- _What is required_: Return each line containing "改善交通拥堵".

[Data tied to figure images]
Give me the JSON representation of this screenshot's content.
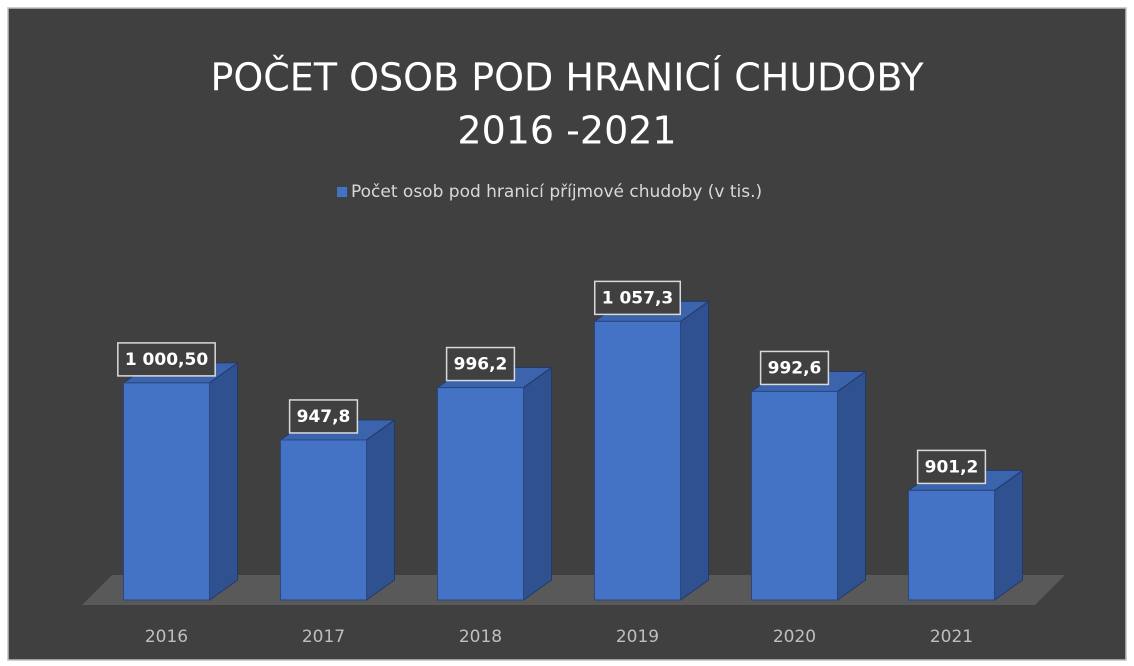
{
  "chart_data": {
    "type": "bar3d",
    "title": [
      "POČET OSOB POD HRANICÍ CHUDOBY",
      "2016 -2021"
    ],
    "categories": [
      "2016",
      "2017",
      "2018",
      "2019",
      "2020",
      "2021"
    ],
    "series": [
      {
        "name": "Počet osob pod hranicí příjmové chudoby (v tis.)",
        "color": "#4472c4",
        "values": [
          1000.5,
          947.8,
          996.2,
          1057.3,
          992.6,
          901.2
        ],
        "value_labels": [
          "1 000,50",
          "947,8",
          "996,2",
          "1 057,3",
          "992,6",
          "901,2"
        ]
      }
    ],
    "ylim": [
      800,
      1150
    ],
    "legend": "top"
  }
}
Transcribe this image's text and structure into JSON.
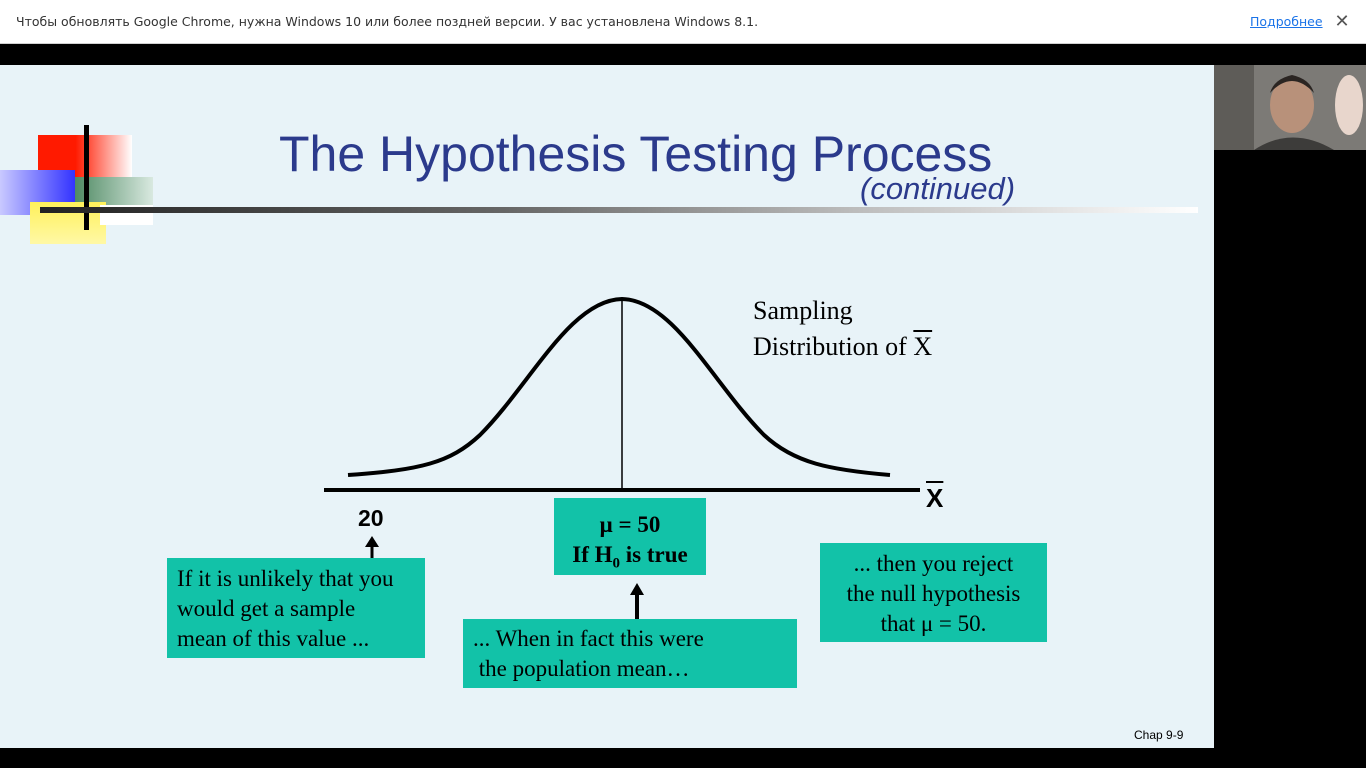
{
  "infobar": {
    "message": "Чтобы обновлять Google Chrome, нужна Windows 10 или более поздней версии. У вас установлена Windows 8.1.",
    "link": "Подробнее",
    "close_glyph": "✕"
  },
  "slide": {
    "title": "The Hypothesis Testing Process",
    "subtitle": "(continued)",
    "sampling_line1": "Sampling",
    "sampling_line2_prefix": "Distribution of ",
    "sampling_line2_symbol": "X",
    "x_axis_symbol": "X",
    "value_20": "20",
    "mu_box": {
      "line1": "μ = 50",
      "line2_prefix": "If H",
      "line2_sub": "0",
      "line2_suffix": " is true"
    },
    "left_box": [
      "If it is unlikely that you",
      "would get a sample",
      "mean of this value ..."
    ],
    "mid_box": [
      "... When in fact this were",
      " the population mean…"
    ],
    "right_box": [
      "... then you reject",
      "the null hypothesis",
      "that μ = 50."
    ],
    "footer": "Chap 9-9"
  },
  "colors": {
    "slide_bg": "#e8f3f8",
    "title": "#2b3a8c",
    "box_fill": "#12c2a8"
  },
  "webcam": {
    "icon": "person-video-icon"
  }
}
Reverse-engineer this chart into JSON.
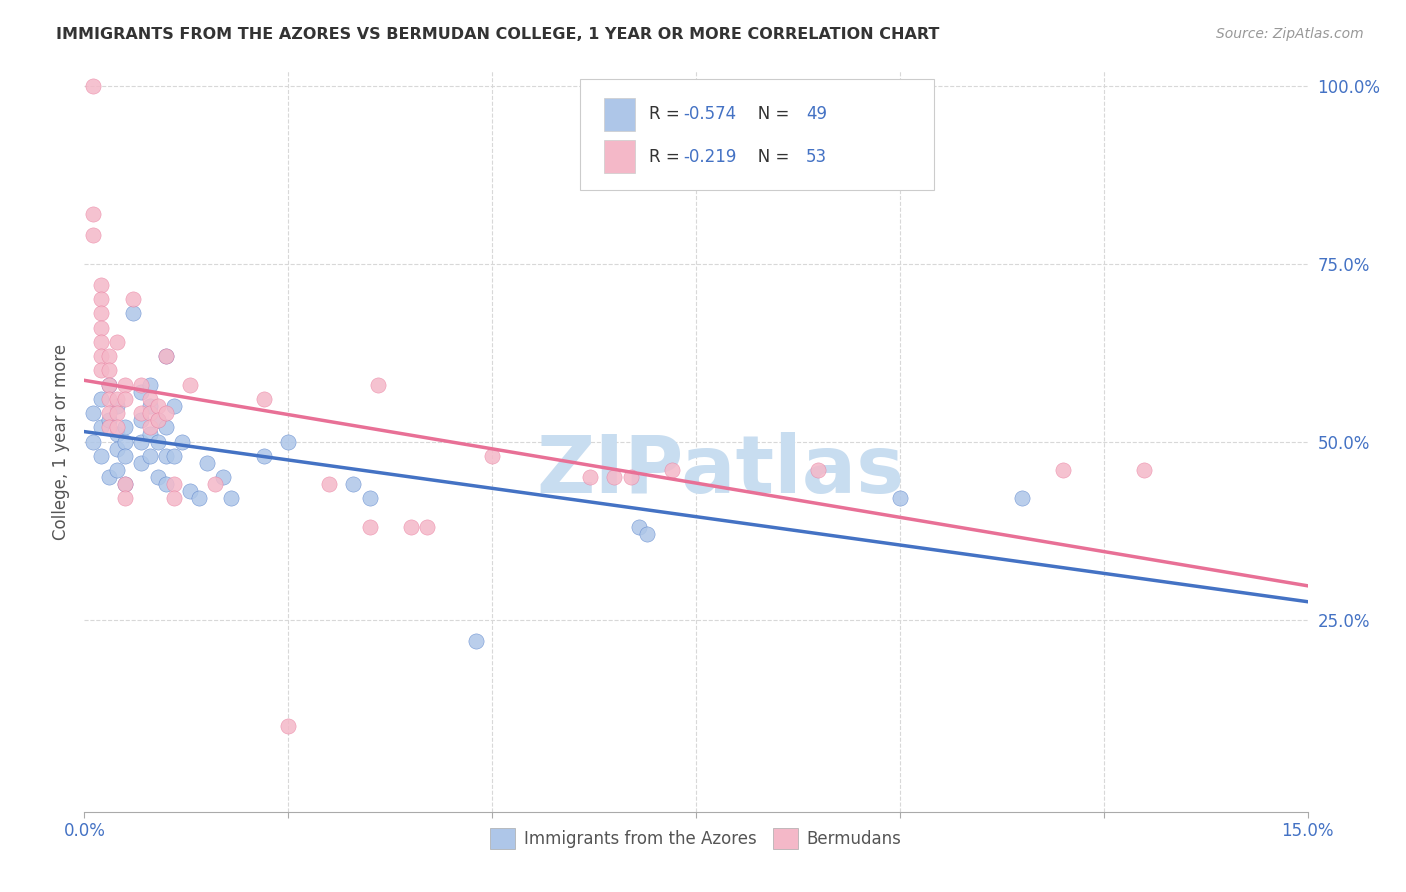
{
  "title": "IMMIGRANTS FROM THE AZORES VS BERMUDAN COLLEGE, 1 YEAR OR MORE CORRELATION CHART",
  "source": "Source: ZipAtlas.com",
  "ylabel": "College, 1 year or more",
  "xmin": 0.0,
  "xmax": 0.15,
  "ymin": 0.0,
  "ymax": 1.0,
  "xticks": [
    0.0,
    0.025,
    0.05,
    0.075,
    0.1,
    0.125,
    0.15
  ],
  "yticks_right": [
    0.25,
    0.5,
    0.75,
    1.0
  ],
  "ytick_labels_right": [
    "25.0%",
    "50.0%",
    "75.0%",
    "100.0%"
  ],
  "legend_label1": "Immigrants from the Azores",
  "legend_label2": "Bermudans",
  "blue_color": "#aec6e8",
  "pink_color": "#f4b8c8",
  "blue_line_color": "#4472c4",
  "pink_line_color": "#e87096",
  "blue_r": "-0.574",
  "blue_n": "49",
  "pink_r": "-0.219",
  "pink_n": "53",
  "blue_scatter": [
    [
      0.001,
      0.54
    ],
    [
      0.001,
      0.5
    ],
    [
      0.002,
      0.48
    ],
    [
      0.002,
      0.56
    ],
    [
      0.002,
      0.52
    ],
    [
      0.003,
      0.53
    ],
    [
      0.003,
      0.45
    ],
    [
      0.003,
      0.58
    ],
    [
      0.004,
      0.51
    ],
    [
      0.004,
      0.49
    ],
    [
      0.004,
      0.46
    ],
    [
      0.004,
      0.55
    ],
    [
      0.005,
      0.5
    ],
    [
      0.005,
      0.48
    ],
    [
      0.005,
      0.52
    ],
    [
      0.005,
      0.44
    ],
    [
      0.006,
      0.68
    ],
    [
      0.007,
      0.57
    ],
    [
      0.007,
      0.53
    ],
    [
      0.007,
      0.5
    ],
    [
      0.007,
      0.47
    ],
    [
      0.008,
      0.58
    ],
    [
      0.008,
      0.55
    ],
    [
      0.008,
      0.51
    ],
    [
      0.008,
      0.48
    ],
    [
      0.009,
      0.53
    ],
    [
      0.009,
      0.5
    ],
    [
      0.009,
      0.45
    ],
    [
      0.01,
      0.62
    ],
    [
      0.01,
      0.52
    ],
    [
      0.01,
      0.48
    ],
    [
      0.01,
      0.44
    ],
    [
      0.011,
      0.55
    ],
    [
      0.011,
      0.48
    ],
    [
      0.012,
      0.5
    ],
    [
      0.013,
      0.43
    ],
    [
      0.014,
      0.42
    ],
    [
      0.015,
      0.47
    ],
    [
      0.017,
      0.45
    ],
    [
      0.018,
      0.42
    ],
    [
      0.022,
      0.48
    ],
    [
      0.025,
      0.5
    ],
    [
      0.033,
      0.44
    ],
    [
      0.035,
      0.42
    ],
    [
      0.048,
      0.22
    ],
    [
      0.068,
      0.38
    ],
    [
      0.069,
      0.37
    ],
    [
      0.1,
      0.42
    ],
    [
      0.115,
      0.42
    ]
  ],
  "pink_scatter": [
    [
      0.001,
      1.0
    ],
    [
      0.001,
      0.82
    ],
    [
      0.001,
      0.79
    ],
    [
      0.002,
      0.72
    ],
    [
      0.002,
      0.7
    ],
    [
      0.002,
      0.68
    ],
    [
      0.002,
      0.66
    ],
    [
      0.002,
      0.64
    ],
    [
      0.002,
      0.62
    ],
    [
      0.002,
      0.6
    ],
    [
      0.003,
      0.62
    ],
    [
      0.003,
      0.6
    ],
    [
      0.003,
      0.58
    ],
    [
      0.003,
      0.56
    ],
    [
      0.003,
      0.54
    ],
    [
      0.003,
      0.52
    ],
    [
      0.004,
      0.64
    ],
    [
      0.004,
      0.56
    ],
    [
      0.004,
      0.54
    ],
    [
      0.004,
      0.52
    ],
    [
      0.005,
      0.58
    ],
    [
      0.005,
      0.56
    ],
    [
      0.005,
      0.44
    ],
    [
      0.005,
      0.42
    ],
    [
      0.006,
      0.7
    ],
    [
      0.007,
      0.58
    ],
    [
      0.007,
      0.54
    ],
    [
      0.008,
      0.56
    ],
    [
      0.008,
      0.54
    ],
    [
      0.008,
      0.52
    ],
    [
      0.009,
      0.55
    ],
    [
      0.009,
      0.53
    ],
    [
      0.01,
      0.62
    ],
    [
      0.01,
      0.54
    ],
    [
      0.011,
      0.44
    ],
    [
      0.011,
      0.42
    ],
    [
      0.013,
      0.58
    ],
    [
      0.016,
      0.44
    ],
    [
      0.022,
      0.56
    ],
    [
      0.025,
      0.1
    ],
    [
      0.03,
      0.44
    ],
    [
      0.035,
      0.38
    ],
    [
      0.036,
      0.58
    ],
    [
      0.04,
      0.38
    ],
    [
      0.042,
      0.38
    ],
    [
      0.05,
      0.48
    ],
    [
      0.062,
      0.45
    ],
    [
      0.065,
      0.45
    ],
    [
      0.067,
      0.45
    ],
    [
      0.072,
      0.46
    ],
    [
      0.09,
      0.46
    ],
    [
      0.12,
      0.46
    ],
    [
      0.13,
      0.46
    ]
  ],
  "watermark": "ZIPatlas",
  "watermark_color": "#c8ddf0",
  "background_color": "#ffffff",
  "grid_color": "#d8d8d8"
}
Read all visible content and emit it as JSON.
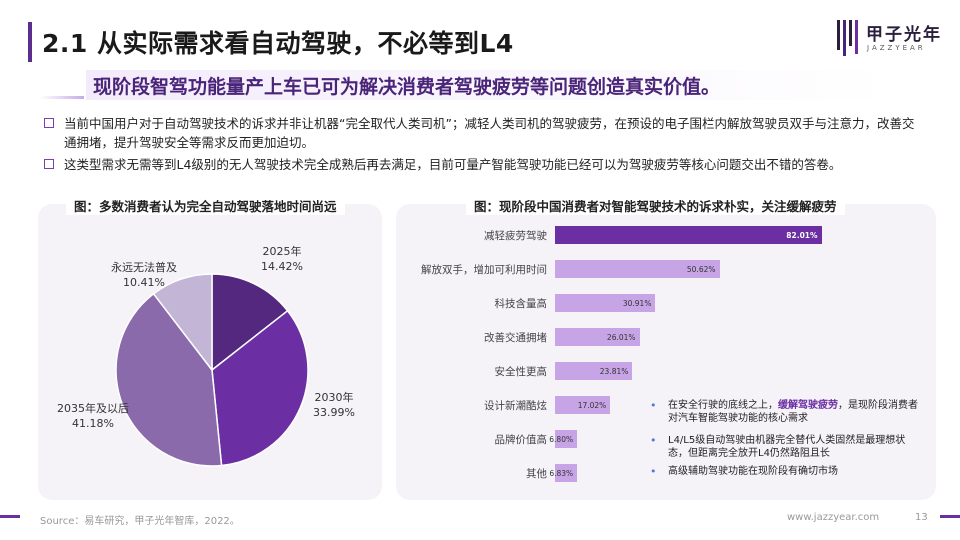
{
  "header": {
    "title": "2.1 从实际需求看自动驾驶，不必等到L4",
    "logo_cn": "甲子光年",
    "logo_en": "JAZZYEAR"
  },
  "subtitle": "现阶段智驾功能量产上车已可为解决消费者驾驶疲劳等问题创造真实价值。",
  "bullets": [
    "当前中国用户对于自动驾驶技术的诉求并非让机器“完全取代人类司机”；减轻人类司机的驾驶疲劳，在预设的电子围栏内解放驾驶员双手与注意力，改善交通拥堵，提升驾驶安全等需求反而更加迫切。",
    "这类型需求无需等到L4级别的无人驾驶技术完全成熟后再去满足，目前可量产智能驾驶功能已经可以为驾驶疲劳等核心问题交出不错的答卷。"
  ],
  "chart_data": [
    {
      "type": "pie",
      "title": "图：多数消费者认为完全自动驾驶落地时间尚远",
      "labels": [
        "2025年",
        "2030年",
        "2035年及以后",
        "永远无法普及"
      ],
      "values": [
        14.42,
        33.99,
        41.18,
        10.41
      ],
      "display_values": [
        "14.42%",
        "33.99%",
        "41.18%",
        "10.41%"
      ],
      "colors": [
        "#55287f",
        "#6b2fa3",
        "#8a6aaa",
        "#c3b5d6"
      ]
    },
    {
      "type": "bar",
      "orientation": "horizontal",
      "title": "图：现阶段中国消费者对智能驾驶技术的诉求朴实，关注缓解疲劳",
      "categories": [
        "减轻疲劳驾驶",
        "解放双手，增加可利用时间",
        "科技含量高",
        "改善交通拥堵",
        "安全性更高",
        "设计新潮酷炫",
        "品牌价值高",
        "其他"
      ],
      "values": [
        82.01,
        50.62,
        30.91,
        26.01,
        23.81,
        17.02,
        6.8,
        6.83
      ],
      "display_values": [
        "82.01%",
        "50.62%",
        "30.91%",
        "26.01%",
        "23.81%",
        "17.02%",
        "6.80%",
        "6.83%"
      ],
      "xlim": [
        0,
        100
      ],
      "colors": {
        "highlight": "#6b2fa3",
        "normal": "#c7a4e5"
      }
    }
  ],
  "notes": [
    {
      "pre": "在安全行驶的底线之上，",
      "em": "缓解驾驶疲劳",
      "post": "，是现阶段消费者对汽车智能驾驶功能的核心需求"
    },
    {
      "pre": "L4/L5级自动驾驶由机器完全替代人类固然是最理想状态，但距离完全放开L4仍然路阻且长",
      "em": "",
      "post": ""
    },
    {
      "pre": "高级辅助驾驶功能在现阶段有确切市场",
      "em": "",
      "post": ""
    }
  ],
  "footer": {
    "source": "Source：易车研究，甲子光年智库，2022。",
    "site": "www.jazzyear.com",
    "page": "13"
  }
}
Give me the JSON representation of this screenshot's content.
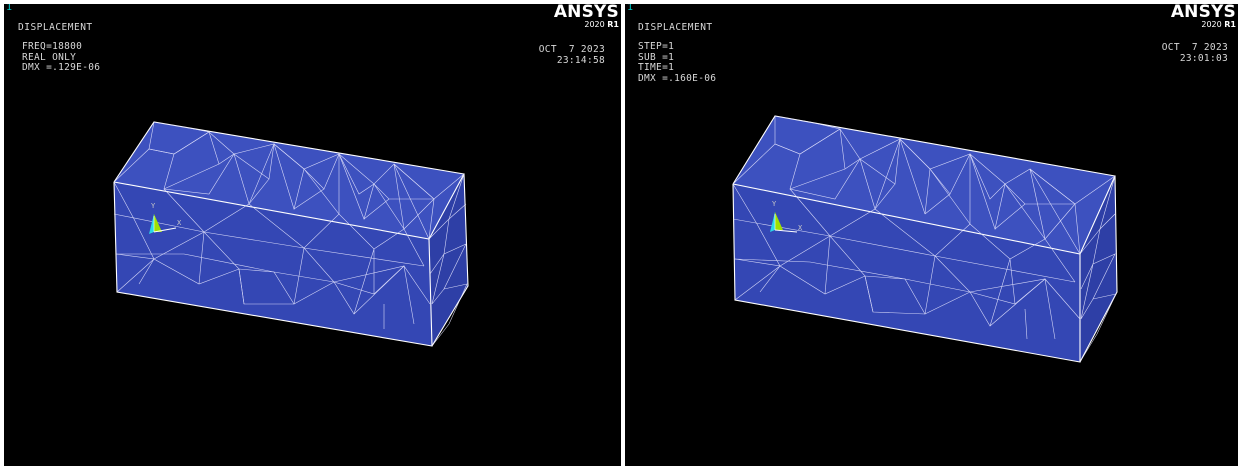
{
  "colors": {
    "background": "#000000",
    "model_fill": "#3447b4",
    "mesh_lines": "#e8e8ff",
    "window_number": "#00c8c8"
  },
  "left": {
    "window_number": "1",
    "title": "DISPLACEMENT",
    "info_lines": [
      "FREQ=18800",
      "REAL ONLY",
      "DMX =.129E-06"
    ],
    "date": "OCT  7 2023",
    "time": "23:14:58",
    "logo": "ANSYS",
    "version": "2020",
    "release": "R1",
    "axis_labels": {
      "y": "Y",
      "x": "X"
    }
  },
  "right": {
    "window_number": "1",
    "title": "DISPLACEMENT",
    "info_lines": [
      "STEP=1",
      "SUB =1",
      "TIME=1",
      "DMX =.160E-06"
    ],
    "date": "OCT  7 2023",
    "time": "23:01:03",
    "logo": "ANSYS",
    "version": "2020",
    "release": "R1",
    "axis_labels": {
      "y": "Y",
      "x": "X"
    }
  }
}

- _Answer_:
    "当前中国用户对于自动驾驶技术的诉求并非让机器“完全取代人类司机”；减轻人类司机的驾驶疲劳，在预设的电子围栏内解放驾驶员双手与注意力，改善交通拥堵，提升驾驶安全等需求反而更加迫切。",
        "改善交通拥堵",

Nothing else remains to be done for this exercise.